Lines that hold the word "content" should be located and copied.

#### Listed records ####

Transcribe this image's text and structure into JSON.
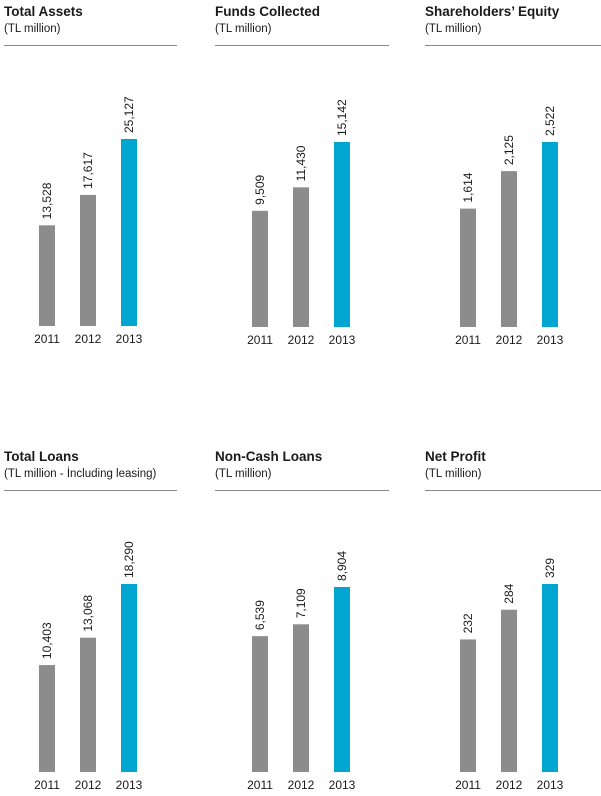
{
  "chart_data": [
    {
      "type": "bar",
      "title": "Total Assets",
      "subtitle": "(TL million)",
      "categories": [
        "2011",
        "2012",
        "2013"
      ],
      "values": [
        13528,
        17617,
        25127
      ],
      "value_labels": [
        "13,528",
        "17,617",
        "25,127"
      ],
      "colors": [
        "#8c8c8c",
        "#8c8c8c",
        "#00a6cf"
      ]
    },
    {
      "type": "bar",
      "title": "Funds Collected",
      "subtitle": "(TL million)",
      "categories": [
        "2011",
        "2012",
        "2013"
      ],
      "values": [
        9509,
        11430,
        15142
      ],
      "value_labels": [
        "9,509",
        "11,430",
        "15,142"
      ],
      "colors": [
        "#8c8c8c",
        "#8c8c8c",
        "#00a6cf"
      ]
    },
    {
      "type": "bar",
      "title": "Shareholders’ Equity",
      "subtitle": "(TL million)",
      "categories": [
        "2011",
        "2012",
        "2013"
      ],
      "values": [
        1614,
        2125,
        2522
      ],
      "value_labels": [
        "1,614",
        "2,125",
        "2,522"
      ],
      "colors": [
        "#8c8c8c",
        "#8c8c8c",
        "#00a6cf"
      ]
    },
    {
      "type": "bar",
      "title": "Total Loans",
      "subtitle": "(TL million - İncluding leasing)",
      "categories": [
        "2011",
        "2012",
        "2013"
      ],
      "values": [
        10403,
        13068,
        18290
      ],
      "value_labels": [
        "10,403",
        "13,068",
        "18,290"
      ],
      "colors": [
        "#8c8c8c",
        "#8c8c8c",
        "#00a6cf"
      ]
    },
    {
      "type": "bar",
      "title": "Non-Cash Loans",
      "subtitle": "(TL million)",
      "categories": [
        "2011",
        "2012",
        "2013"
      ],
      "values": [
        6539,
        7109,
        8904
      ],
      "value_labels": [
        "6,539",
        "7,109",
        "8,904"
      ],
      "colors": [
        "#8c8c8c",
        "#8c8c8c",
        "#00a6cf"
      ]
    },
    {
      "type": "bar",
      "title": "Net Profit",
      "subtitle": "(TL million)",
      "categories": [
        "2011",
        "2012",
        "2013"
      ],
      "values": [
        232,
        284,
        329
      ],
      "value_labels": [
        "232",
        "284",
        "329"
      ],
      "colors": [
        "#8c8c8c",
        "#8c8c8c",
        "#00a6cf"
      ]
    }
  ]
}
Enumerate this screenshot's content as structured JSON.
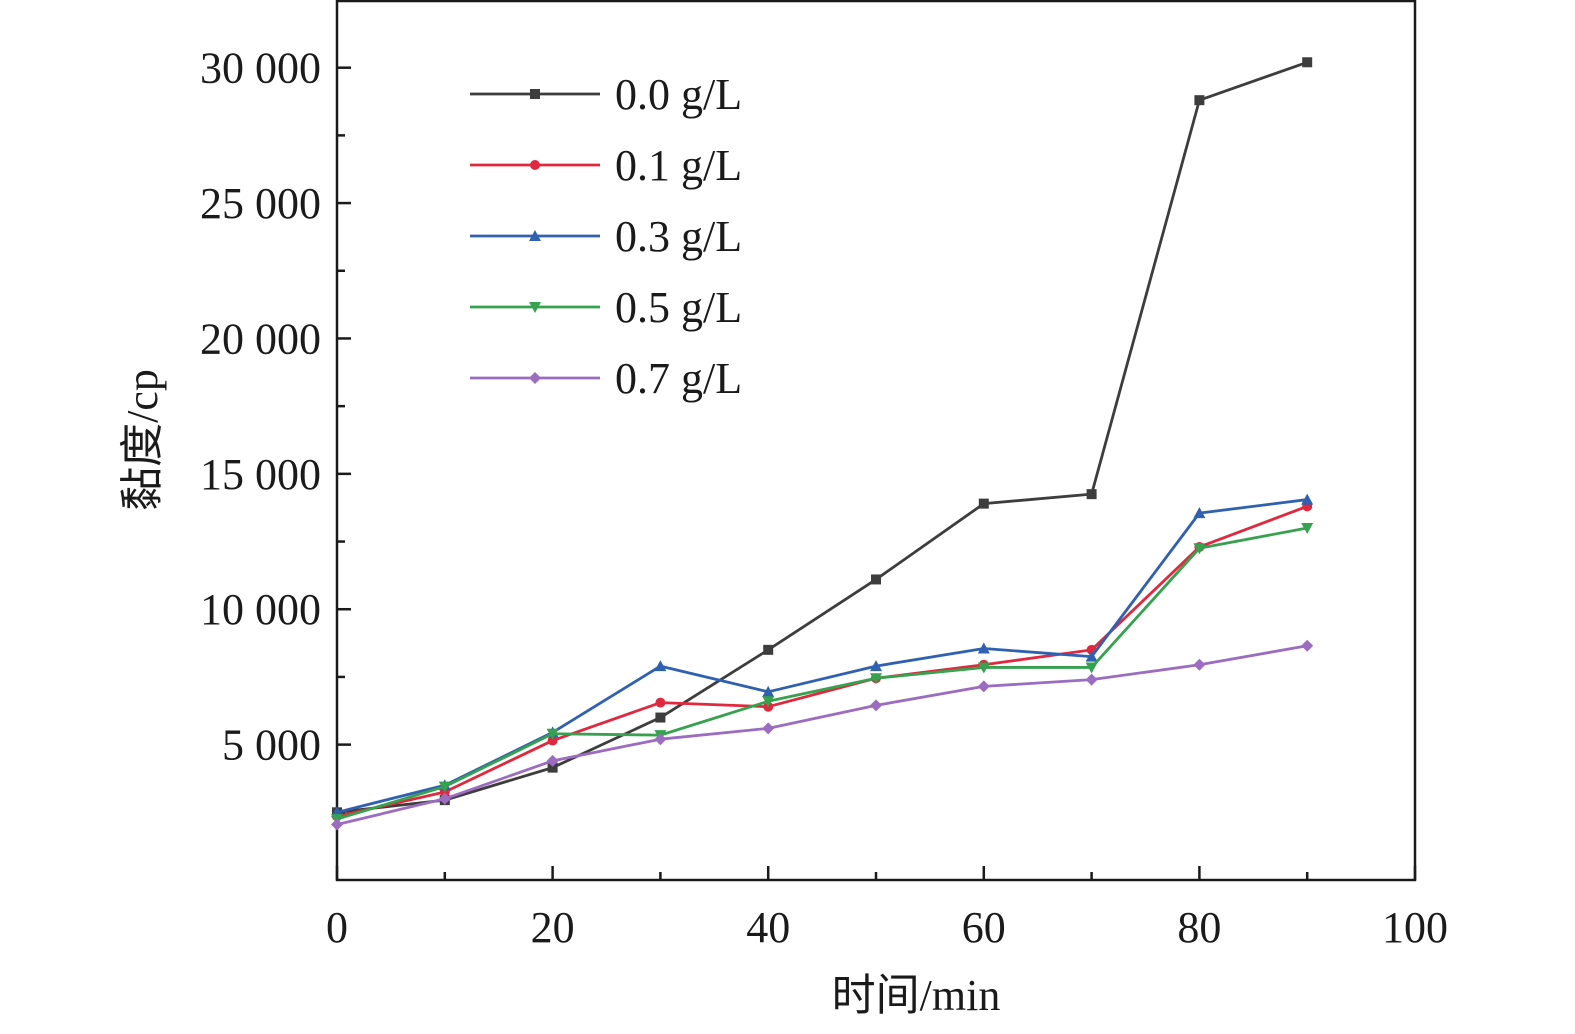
{
  "chart_data": {
    "type": "line",
    "xlabel": "时间/min",
    "ylabel": "黏度/cp",
    "xlim": [
      0,
      100
    ],
    "ylim": [
      0,
      32500
    ],
    "x_ticks": [
      0,
      20,
      40,
      60,
      80,
      100
    ],
    "x_tick_labels": [
      "0",
      "20",
      "40",
      "60",
      "80",
      "100"
    ],
    "y_ticks": [
      5000,
      10000,
      15000,
      20000,
      25000,
      30000
    ],
    "y_tick_labels": [
      "5 000",
      "10 000",
      "15 000",
      "20 000",
      "25 000",
      "30 000"
    ],
    "grid": false,
    "legend_position": "top-left",
    "x": [
      0,
      10,
      20,
      30,
      40,
      50,
      60,
      70,
      80,
      90
    ],
    "series": [
      {
        "name": "0.0 g/L",
        "color": "#3d3d3d",
        "marker": "square",
        "values": [
          2500,
          2950,
          4150,
          6000,
          8500,
          11100,
          13900,
          14250,
          28800,
          30200
        ]
      },
      {
        "name": "0.1 g/L",
        "color": "#e0283e",
        "marker": "circle",
        "values": [
          2350,
          3250,
          5150,
          6550,
          6400,
          7450,
          7950,
          8500,
          12300,
          13800
        ]
      },
      {
        "name": "0.3 g/L",
        "color": "#3060b0",
        "marker": "triangle-up",
        "values": [
          2500,
          3500,
          5450,
          7900,
          6950,
          7900,
          8550,
          8250,
          13550,
          14050
        ]
      },
      {
        "name": "0.5 g/L",
        "color": "#36a14e",
        "marker": "triangle-down",
        "values": [
          2250,
          3450,
          5400,
          5350,
          6600,
          7450,
          7850,
          7850,
          12250,
          13000
        ]
      },
      {
        "name": "0.7 g/L",
        "color": "#9b6cc0",
        "marker": "diamond",
        "values": [
          2050,
          3000,
          4400,
          5200,
          5600,
          6450,
          7150,
          7400,
          7950,
          8650
        ]
      }
    ]
  }
}
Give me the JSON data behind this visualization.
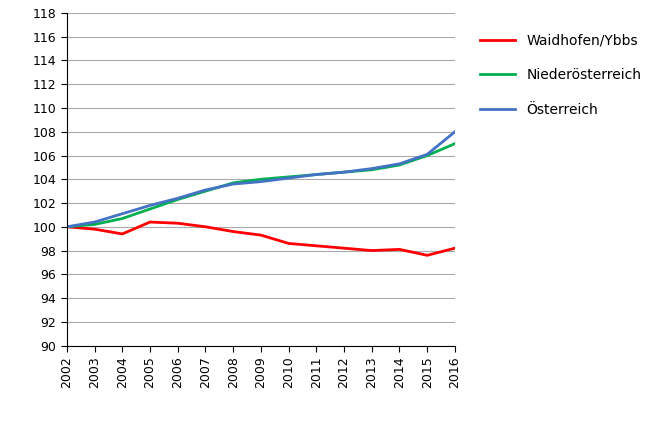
{
  "years": [
    2002,
    2003,
    2004,
    2005,
    2006,
    2007,
    2008,
    2009,
    2010,
    2011,
    2012,
    2013,
    2014,
    2015,
    2016
  ],
  "waidhofen": [
    100.0,
    99.8,
    99.4,
    100.4,
    100.3,
    100.0,
    99.6,
    99.3,
    98.6,
    98.4,
    98.2,
    98.0,
    98.1,
    97.6,
    98.2
  ],
  "niederoesterreich": [
    100.0,
    100.2,
    100.7,
    101.5,
    102.3,
    103.0,
    103.7,
    104.0,
    104.2,
    104.4,
    104.6,
    104.8,
    105.2,
    106.0,
    107.0
  ],
  "oesterreich": [
    100.0,
    100.4,
    101.1,
    101.8,
    102.4,
    103.1,
    103.6,
    103.8,
    104.1,
    104.4,
    104.6,
    104.9,
    105.3,
    106.1,
    108.0
  ],
  "waidhofen_color": "#FF0000",
  "niederoesterreich_color": "#00B050",
  "oesterreich_color": "#4472C4",
  "ylim": [
    90,
    118
  ],
  "yticks": [
    90,
    92,
    94,
    96,
    98,
    100,
    102,
    104,
    106,
    108,
    110,
    112,
    114,
    116,
    118
  ],
  "legend_labels": [
    "Waidhofen/Ybbs",
    "Niederösterreich",
    "Österreich"
  ],
  "background_color": "#FFFFFF",
  "grid_color": "#AAAAAA",
  "line_width": 2.0,
  "legend_fontsize": 10,
  "tick_fontsize": 9
}
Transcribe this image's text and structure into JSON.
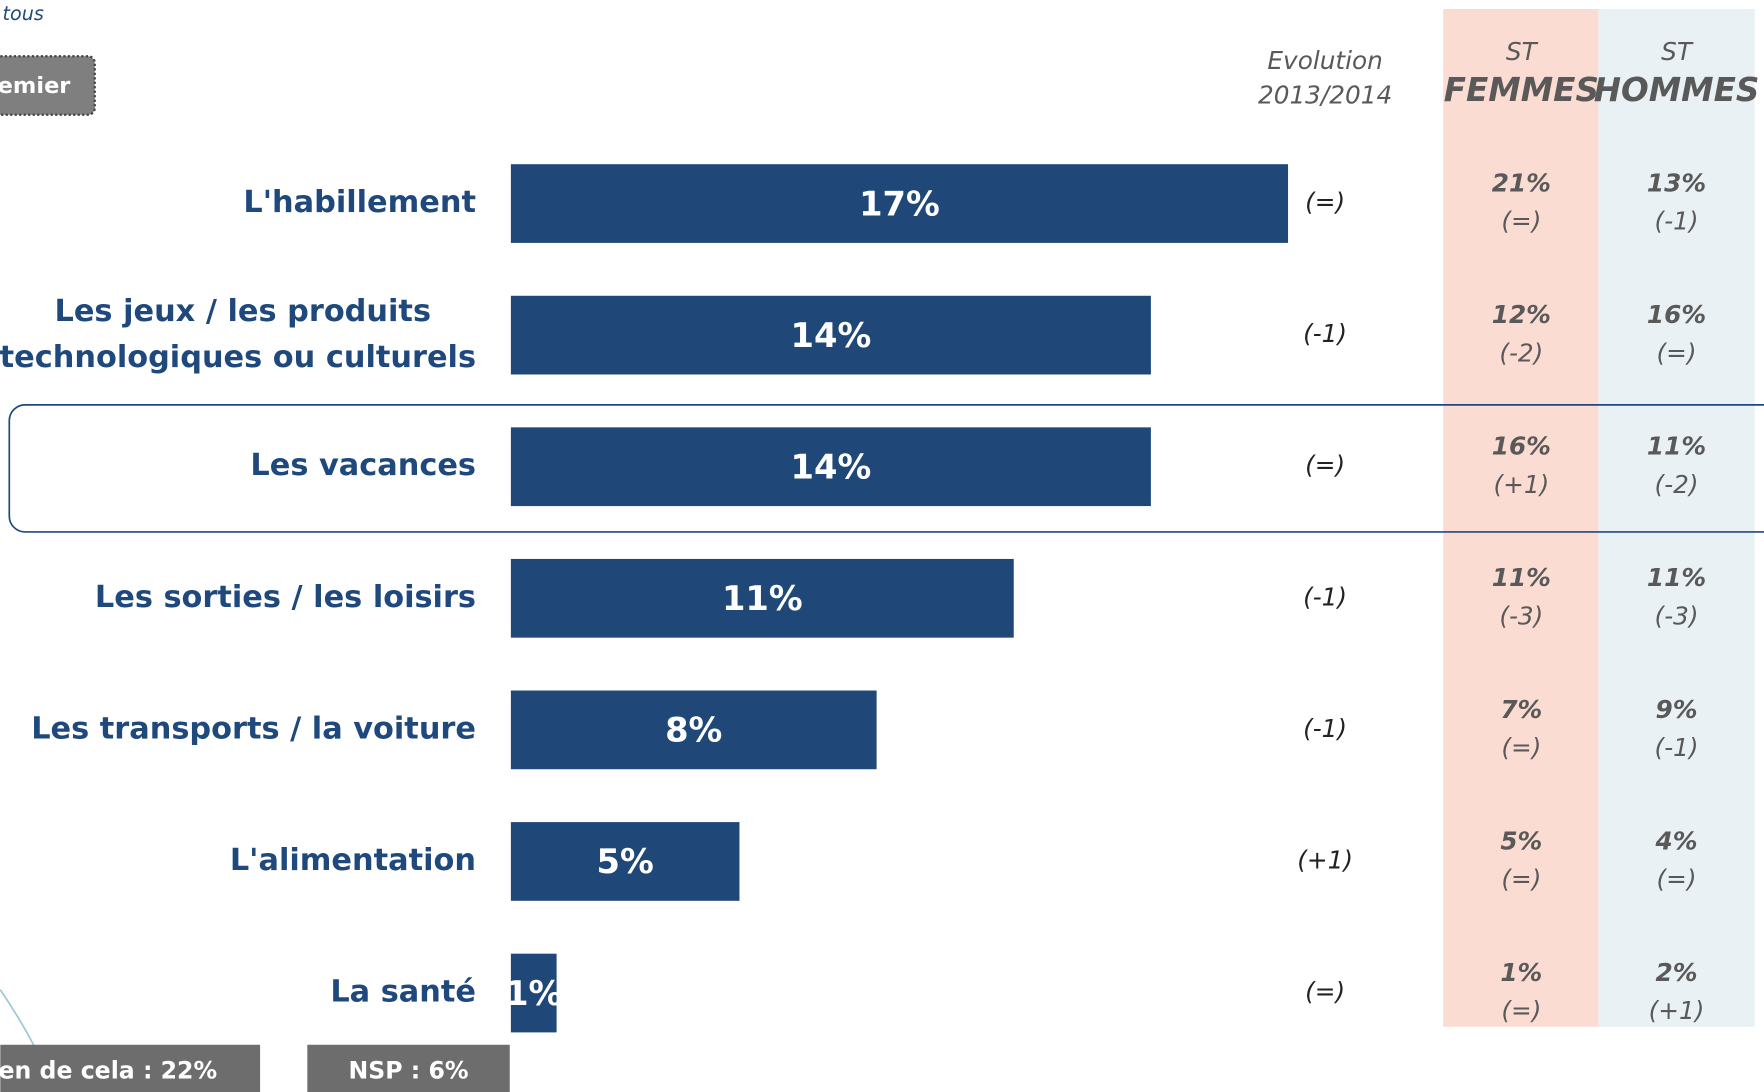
{
  "top_note": "tous",
  "button": "emier",
  "footer": [
    "ien de cela : 22%",
    "NSP : 6%"
  ],
  "chart_data": {
    "type": "bar",
    "orientation": "horizontal",
    "color": "#1f4778",
    "categories": [
      "L'habillement",
      "Les jeux / les produits\ntechnologiques ou culturels",
      "Les vacances",
      "Les sorties / les loisirs",
      "Les transports / la voiture",
      "L'alimentation",
      "La santé"
    ],
    "values": [
      17,
      14,
      14,
      11,
      8,
      5,
      1
    ],
    "value_labels": [
      "17%",
      "14%",
      "14%",
      "11%",
      "8%",
      "5%",
      "1%"
    ],
    "evolution_header": [
      "Evolution",
      "2013/2014"
    ],
    "evolution": [
      "(=)",
      "(-1)",
      "(=)",
      "(-1)",
      "(-1)",
      "(+1)",
      "(=)"
    ],
    "columns": [
      {
        "label": "ST",
        "title": "FEMMES",
        "color": "#fbdcd2",
        "values": [
          "21%",
          "12%",
          "16%",
          "11%",
          "7%",
          "5%",
          "1%"
        ],
        "changes": [
          "(=)",
          "(-2)",
          "(+1)",
          "(-3)",
          "(=)",
          "(=)",
          "(=)"
        ]
      },
      {
        "label": "ST",
        "title": "HOMMES",
        "color": "#e9f1f4",
        "values": [
          "13%",
          "16%",
          "11%",
          "11%",
          "9%",
          "4%",
          "2%"
        ],
        "changes": [
          "(-1)",
          "(=)",
          "(-2)",
          "(-3)",
          "(-1)",
          "(=)",
          "(+1)"
        ]
      }
    ]
  }
}
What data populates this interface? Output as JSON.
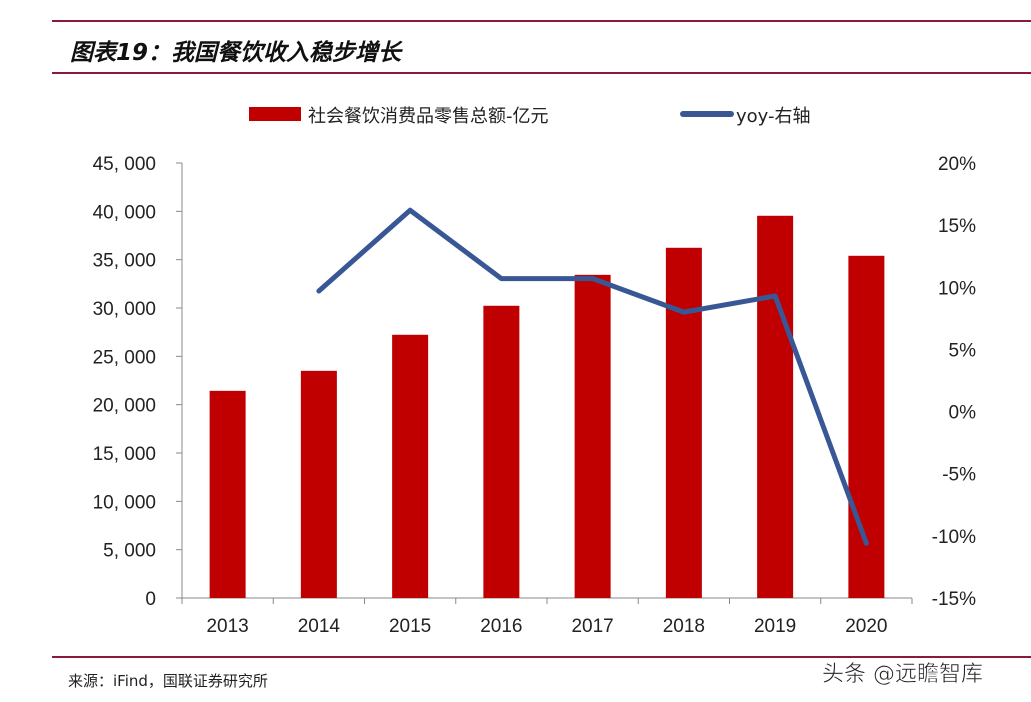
{
  "title": "图表19：我国餐饮收入稳步增长",
  "source": "来源：iFind，国联证券研究所",
  "watermark": "头条 @远瞻智库",
  "chart_data": {
    "type": "bar+line",
    "categories": [
      "2013",
      "2014",
      "2015",
      "2016",
      "2017",
      "2018",
      "2019",
      "2020"
    ],
    "series": [
      {
        "name": "社会餐饮消费品零售总额-亿元",
        "type": "bar",
        "axis": "left",
        "color": "#c00000",
        "values": [
          21430,
          23500,
          27230,
          30230,
          33430,
          36230,
          39540,
          35400
        ]
      },
      {
        "name": "yoy-右轴",
        "type": "line",
        "axis": "right",
        "color": "#3a5795",
        "values": [
          null,
          9.7,
          16.2,
          10.7,
          10.7,
          8.0,
          9.3,
          -10.6
        ]
      }
    ],
    "left_axis": {
      "ylim": [
        0,
        45000
      ],
      "ticks": [
        "0",
        "5, 000",
        "10, 000",
        "15, 000",
        "20, 000",
        "25, 000",
        "30, 000",
        "35, 000",
        "40, 000",
        "45, 000"
      ]
    },
    "right_axis": {
      "ylim": [
        -15,
        20
      ],
      "ticks": [
        "-15%",
        "-10%",
        "-5%",
        "0%",
        "5%",
        "10%",
        "15%",
        "20%"
      ]
    },
    "legend": "top",
    "grid": false
  }
}
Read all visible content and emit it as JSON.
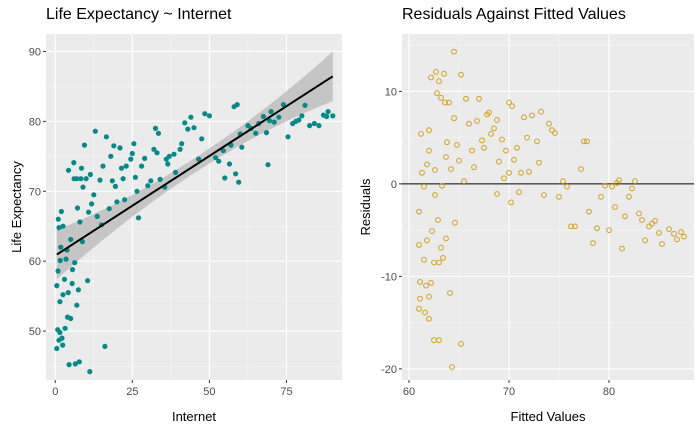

####

Exercise solution:
Enumerate this screenshot's content as structured JSON.
Read all visible content and emit it as JSON.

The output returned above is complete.